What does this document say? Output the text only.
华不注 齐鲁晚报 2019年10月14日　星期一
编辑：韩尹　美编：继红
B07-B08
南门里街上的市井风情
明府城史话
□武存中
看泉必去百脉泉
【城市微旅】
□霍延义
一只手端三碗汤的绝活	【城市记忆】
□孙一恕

PROBLEM DETAILS: Write out all the data again, exactly as it appears.

EXERCISE RESULT:
What does this document say? Output the text only.
华不注 齐鲁晚报 2019年10月14日　星期一
编辑：韩尹　美编：继红
B07-B08
南门里街上的市井风情
明府城史话
□武存中
看泉必去百脉泉
【城市微旅】
□霍延义
一只手端三碗汤的绝活	【城市记忆】
□孙一恕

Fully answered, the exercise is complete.